Copy out each line below exactly as it appears.

Extracted data entries:
————————

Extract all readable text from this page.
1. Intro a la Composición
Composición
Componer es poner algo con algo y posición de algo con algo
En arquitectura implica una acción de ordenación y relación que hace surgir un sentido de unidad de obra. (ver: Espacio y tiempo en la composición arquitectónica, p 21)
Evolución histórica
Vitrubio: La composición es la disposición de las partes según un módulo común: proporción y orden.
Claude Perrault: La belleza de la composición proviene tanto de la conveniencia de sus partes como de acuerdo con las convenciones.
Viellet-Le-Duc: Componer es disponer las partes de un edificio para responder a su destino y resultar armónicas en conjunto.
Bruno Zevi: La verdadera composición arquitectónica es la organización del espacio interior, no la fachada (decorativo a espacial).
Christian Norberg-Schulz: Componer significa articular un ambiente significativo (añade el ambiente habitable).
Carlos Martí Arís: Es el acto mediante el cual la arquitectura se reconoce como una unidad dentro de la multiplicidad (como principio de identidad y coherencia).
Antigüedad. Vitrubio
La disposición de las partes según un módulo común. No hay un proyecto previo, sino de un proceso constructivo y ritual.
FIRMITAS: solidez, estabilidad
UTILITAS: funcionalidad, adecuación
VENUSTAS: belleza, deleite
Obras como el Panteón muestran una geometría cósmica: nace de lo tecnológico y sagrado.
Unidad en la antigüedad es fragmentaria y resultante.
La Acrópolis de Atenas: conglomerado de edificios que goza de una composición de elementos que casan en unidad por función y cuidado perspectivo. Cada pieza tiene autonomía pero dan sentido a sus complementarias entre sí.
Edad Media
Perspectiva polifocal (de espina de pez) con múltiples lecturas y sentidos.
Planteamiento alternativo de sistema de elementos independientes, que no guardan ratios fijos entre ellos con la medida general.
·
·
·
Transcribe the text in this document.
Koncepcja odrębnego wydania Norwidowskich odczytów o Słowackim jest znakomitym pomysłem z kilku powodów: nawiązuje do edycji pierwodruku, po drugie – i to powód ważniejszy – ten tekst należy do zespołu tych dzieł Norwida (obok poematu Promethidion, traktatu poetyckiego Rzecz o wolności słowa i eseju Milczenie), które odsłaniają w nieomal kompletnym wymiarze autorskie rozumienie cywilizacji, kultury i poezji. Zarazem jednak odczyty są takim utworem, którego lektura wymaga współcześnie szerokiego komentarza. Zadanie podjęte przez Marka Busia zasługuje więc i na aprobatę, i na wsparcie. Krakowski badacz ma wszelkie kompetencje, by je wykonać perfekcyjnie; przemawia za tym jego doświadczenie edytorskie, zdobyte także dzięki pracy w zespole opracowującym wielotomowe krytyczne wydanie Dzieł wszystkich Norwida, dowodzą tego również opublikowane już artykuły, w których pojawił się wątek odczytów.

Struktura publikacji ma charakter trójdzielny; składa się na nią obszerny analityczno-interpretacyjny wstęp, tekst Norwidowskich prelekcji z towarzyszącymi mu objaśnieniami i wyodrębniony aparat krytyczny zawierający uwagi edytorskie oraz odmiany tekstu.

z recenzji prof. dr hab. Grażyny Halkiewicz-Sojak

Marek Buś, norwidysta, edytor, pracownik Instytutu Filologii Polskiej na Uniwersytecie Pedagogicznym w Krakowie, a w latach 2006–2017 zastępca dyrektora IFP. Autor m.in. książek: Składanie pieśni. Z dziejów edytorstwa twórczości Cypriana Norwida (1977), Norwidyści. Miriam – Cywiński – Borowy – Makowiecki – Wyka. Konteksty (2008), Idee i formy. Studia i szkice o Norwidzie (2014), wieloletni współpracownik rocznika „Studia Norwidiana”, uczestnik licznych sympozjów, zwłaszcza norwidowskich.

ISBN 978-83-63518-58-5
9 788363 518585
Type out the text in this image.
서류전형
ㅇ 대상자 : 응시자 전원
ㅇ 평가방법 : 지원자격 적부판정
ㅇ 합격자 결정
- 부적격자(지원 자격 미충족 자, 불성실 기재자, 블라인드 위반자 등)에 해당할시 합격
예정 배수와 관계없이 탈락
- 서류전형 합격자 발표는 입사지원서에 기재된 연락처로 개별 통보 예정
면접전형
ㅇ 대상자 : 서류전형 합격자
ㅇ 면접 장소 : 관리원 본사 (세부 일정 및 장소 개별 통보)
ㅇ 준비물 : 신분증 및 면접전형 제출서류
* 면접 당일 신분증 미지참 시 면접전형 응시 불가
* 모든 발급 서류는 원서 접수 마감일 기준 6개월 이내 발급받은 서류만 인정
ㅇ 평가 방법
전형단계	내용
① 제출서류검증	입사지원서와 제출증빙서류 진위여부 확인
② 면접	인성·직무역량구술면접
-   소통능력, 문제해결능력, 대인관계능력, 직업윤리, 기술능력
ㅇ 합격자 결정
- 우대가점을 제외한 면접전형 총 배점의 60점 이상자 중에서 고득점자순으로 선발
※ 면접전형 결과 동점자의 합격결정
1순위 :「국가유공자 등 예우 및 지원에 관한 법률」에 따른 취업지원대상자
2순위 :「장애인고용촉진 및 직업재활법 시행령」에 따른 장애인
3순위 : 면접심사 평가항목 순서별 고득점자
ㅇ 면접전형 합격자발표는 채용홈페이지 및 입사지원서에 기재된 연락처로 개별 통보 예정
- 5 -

————————

• _Solution to this task_:
Extract all readable text from this page.
1. Intro a la Composición
Composición
Componer es poner algo con algo y posición de algo con algo
En arquitectura implica una acción de ordenación y relación que hace surgir un sentido de unidad de obra. (ver: Espacio y tiempo en la composición arquitectónica, p 21)
Evolución histórica
Vitrubio: La composición es la disposición de las partes según un módulo común: proporción y orden.
Claude Perrault: La belleza de la composición proviene tanto de la conveniencia de sus partes como de acuerdo con las convenciones.
Viellet-Le-Duc: Componer es disponer las partes de un edificio para responder a su destino y resultar armónicas en conjunto.
Bruno Zevi: La verdadera composición arquitectónica es la organización del espacio interior, no la fachada (decorativo a espacial).
Christian Norberg-Schulz: Componer significa articular un ambiente significativo (añade el ambiente habitable).
Carlos Martí Arís: Es el acto mediante el cual la arquitectura se reconoce como una unidad dentro de la multiplicidad (como principio de identidad y coherencia).
Antigüedad. Vitrubio
La disposición de las partes según un módulo común. No hay un proyecto previo, sino de un proceso constructivo y ritual.
FIRMITAS: solidez, estabilidad
UTILITAS: funcionalidad, adecuación
VENUSTAS: belleza, deleite
Obras como el Panteón muestran una geometría cósmica: nace de lo tecnológico y sagrado.
Unidad en la antigüedad es fragmentaria y resultante.
La Acrópolis de Atenas: conglomerado de edificios que goza de una composición de elementos que casan en unidad por función y cuidado perspectivo. Cada pieza tiene autonomía pero dan sentido a sus complementarias entre sí.
Edad Media
Perspectiva polifocal (de espina de pez) con múltiples lecturas y sentidos.
Planteamiento alternativo de sistema de elementos independientes, que no guardan ratios fijos entre ellos con la medida general.
·
·
·
Transcribe the text in this document.
Koncepcja odrębnego wydania Norwidowskich odczytów o Słowackim jest znakomitym pomysłem z kilku powodów: nawiązuje do edycji pierwodruku, po drugie – i to powód ważniejszy – ten tekst należy do zespołu tych dzieł Norwida (obok poematu Promethidion, traktatu poetyckiego Rzecz o wolności słowa i eseju Milczenie), które odsłaniają w nieomal kompletnym wymiarze autorskie rozumienie cywilizacji, kultury i poezji. Zarazem jednak odczyty są takim utworem, którego lektura wymaga współcześnie szerokiego komentarza. Zadanie podjęte przez Marka Busia zasługuje więc i na aprobatę, i na wsparcie. Krakowski badacz ma wszelkie kompetencje, by je wykonać perfekcyjnie; przemawia za tym jego doświadczenie edytorskie, zdobyte także dzięki pracy w zespole opracowującym wielotomowe krytyczne wydanie Dzieł wszystkich Norwida, dowodzą tego również opublikowane już artykuły, w których pojawił się wątek odczytów.

Struktura publikacji ma charakter trójdzielny; składa się na nią obszerny analityczno-interpretacyjny wstęp, tekst Norwidowskich prelekcji z towarzyszącymi mu objaśnieniami i wyodrębniony aparat krytyczny zawierający uwagi edytorskie oraz odmiany tekstu.

z recenzji prof. dr hab. Grażyny Halkiewicz-Sojak

Marek Buś, norwidysta, edytor, pracownik Instytutu Filologii Polskiej na Uniwersytecie Pedagogicznym w Krakowie, a w latach 2006–2017 zastępca dyrektora IFP. Autor m.in. książek: Składanie pieśni. Z dziejów edytorstwa twórczości Cypriana Norwida (1977), Norwidyści. Miriam – Cywiński – Borowy – Makowiecki – Wyka. Konteksty (2008), Idee i formy. Studia i szkice o Norwidzie (2014), wieloletni współpracownik rocznika „Studia Norwidiana”, uczestnik licznych sympozjów, zwłaszcza norwidowskich.

ISBN 978-83-63518-58-5
9 788363 518585
Type out the text in this image.
서류전형
ㅇ 대상자 : 응시자 전원
ㅇ 평가방법 : 지원자격 적부판정
ㅇ 합격자 결정
- 부적격자(지원 자격 미충족 자, 불성실 기재자, 블라인드 위반자 등)에 해당할시 합격
예정 배수와 관계없이 탈락
- 서류전형 합격자 발표는 입사지원서에 기재된 연락처로 개별 통보 예정
면접전형
ㅇ 대상자 : 서류전형 합격자
ㅇ 면접 장소 : 관리원 본사 (세부 일정 및 장소 개별 통보)
ㅇ 준비물 : 신분증 및 면접전형 제출서류
* 면접 당일 신분증 미지참 시 면접전형 응시 불가
* 모든 발급 서류는 원서 접수 마감일 기준 6개월 이내 발급받은 서류만 인정
ㅇ 평가 방법
전형단계	내용
① 제출서류검증	입사지원서와 제출증빙서류 진위여부 확인
② 면접	인성·직무역량구술면접
-   소통능력, 문제해결능력, 대인관계능력, 직업윤리, 기술능력
ㅇ 합격자 결정
- 우대가점을 제외한 면접전형 총 배점의 60점 이상자 중에서 고득점자순으로 선발
※ 면접전형 결과 동점자의 합격결정
1순위 :「국가유공자 등 예우 및 지원에 관한 법률」에 따른 취업지원대상자
2순위 :「장애인고용촉진 및 직업재활법 시행령」에 따른 장애인
3순위 : 면접심사 평가항목 순서별 고득점자
ㅇ 면접전형 합격자발표는 채용홈페이지 및 입사지원서에 기재된 연락처로 개별 통보 예정
- 5 -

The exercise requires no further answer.